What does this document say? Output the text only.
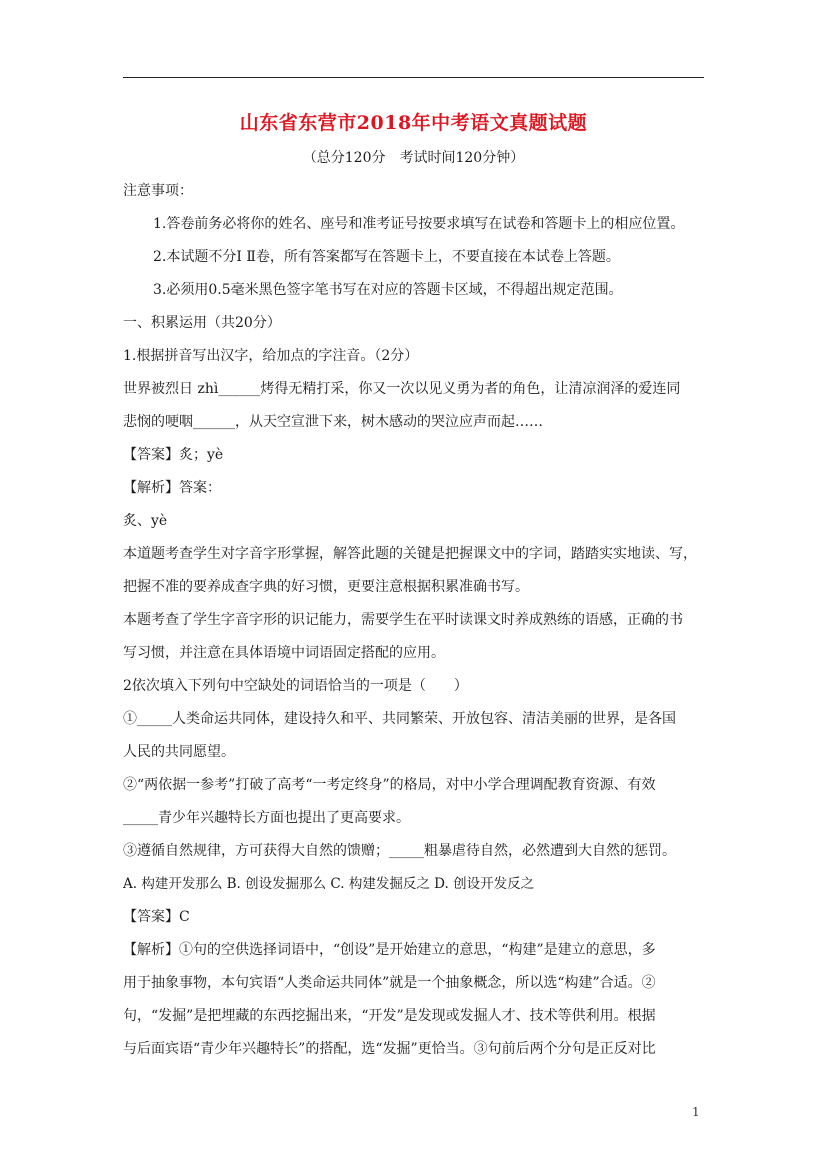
山东省东营市2018年中考语文真题试题
（总分120分　考试时间120分钟）

注意事项：

1.答卷前务必将你的姓名、座号和准考证号按要求填写在试卷和答题卡上的相应位置。

2.本试题不分Ⅰ Ⅱ卷，所有答案都写在答题卡上，不要直接在本试卷上答题。

3.必须用0.5毫米黑色签字笔书写在对应的答题卡区域，不得超出规定范围。

一、积累运用（共20分）

1.根据拼音写出汉字，给加点的字注音。（2分）

世界被烈日 zhì______烤得无精打采，你又一次以见义勇为者的角色，让清凉润泽的爱连同

悲悯的哽咽______，从天空宣泄下来，树木感动的哭泣应声而起……

【答案】炙；yè

【解析】答案：

炙、yè

本道题考查学生对字音字形掌握，解答此题的关键是把握课文中的字词，踏踏实实地读、写，

把握不准的要养成查字典的好习惯，更要注意根据积累准确书写。

本题考查了学生字音字形的识记能力，需要学生在平时读课文时养成熟练的语感，正确的书

写习惯，并注意在具体语境中词语固定搭配的应用。

2依次填入下列句中空缺处的词语恰当的一项是（　　）

①_____人类命运共同体，建设持久和平、共同繁荣、开放包容、清洁美丽的世界，是各国

人民的共同愿望。

②“两依据一参考”打破了高考“一考定终身”的格局，对中小学合理调配教育资源、有效

_____青少年兴趣特长方面也提出了更高要求。

③遵循自然规律，方可获得大自然的馈赠；_____粗暴虐待自然，必然遭到大自然的惩罚。

A. 构建开发那么 B. 创设发掘那么 C. 构建发掘反之 D. 创设开发反之

【答案】C

【解析】①句的空供选择词语中，“创设”是开始建立的意思，“构建”是建立的意思，多

用于抽象事物，本句宾语“人类命运共同体”就是一个抽象概念，所以选“构建”合适。②

句，“发掘”是把埋藏的东西挖掘出来，“开发”是发现或发掘人才、技术等供利用。根据

与后面宾语“青少年兴趣特长”的搭配，选“发掘”更恰当。③句前后两个分句是正反对比

1
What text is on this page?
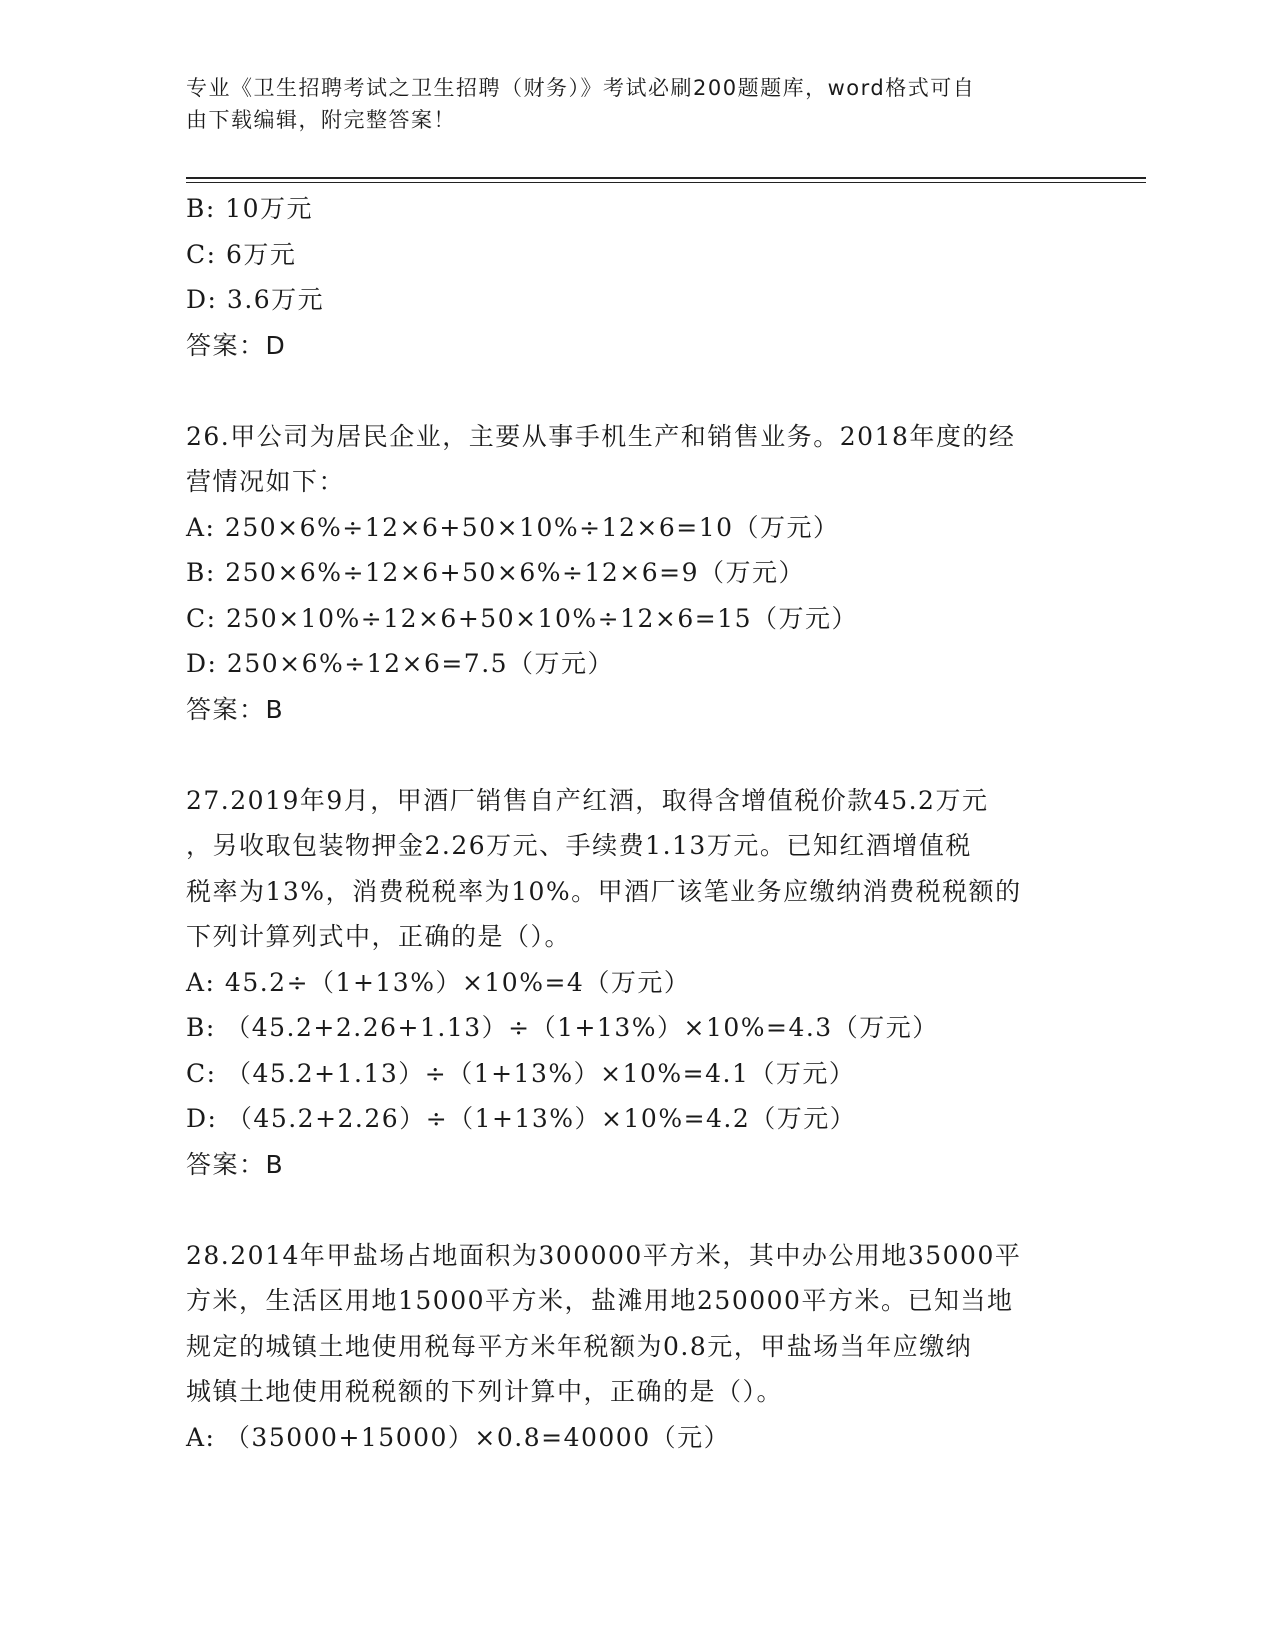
专业《卫生招聘考试之卫生招聘（财务）》考试必刷200题题库，word格式可自
由下载编辑，附完整答案！
B: 10万元
C: 6万元
D: 3.6万元
答案：D
26.甲公司为居民企业，主要从事手机生产和销售业务。2018年度的经
营情况如下：
A: 250×6%÷12×6+50×10%÷12×6=10（万元）
B: 250×6%÷12×6+50×6%÷12×6=9（万元）
C: 250×10%÷12×6+50×10%÷12×6=15（万元）
D: 250×6%÷12×6=7.5（万元）
答案：B
27.2019年9月，甲酒厂销售自产红酒，取得含增值税价款45.2万元
，另收取包装物押金2.26万元、手续费1.13万元。已知红酒增值税
税率为13%，消费税税率为10%。甲酒厂该笔业务应缴纳消费税税额的
下列计算列式中，正确的是（）。
A: 45.2÷（1+13%）×10%=4（万元）
B: （45.2+2.26+1.13）÷（1+13%）×10%=4.3（万元）
C: （45.2+1.13）÷（1+13%）×10%=4.1（万元）
D: （45.2+2.26）÷（1+13%）×10%=4.2（万元）
答案：B
28.2014年甲盐场占地面积为300000平方米，其中办公用地35000平
方米，生活区用地15000平方米，盐滩用地250000平方米。已知当地
规定的城镇土地使用税每平方米年税额为0.8元，甲盐场当年应缴纳
城镇土地使用税税额的下列计算中，正确的是（）。
A: （35000+15000）×0.8=40000（元）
+---+
**Exercise aim:**
Across the material above, how many lines include the string "this"? Only the number is wanted.

**Answer:**
2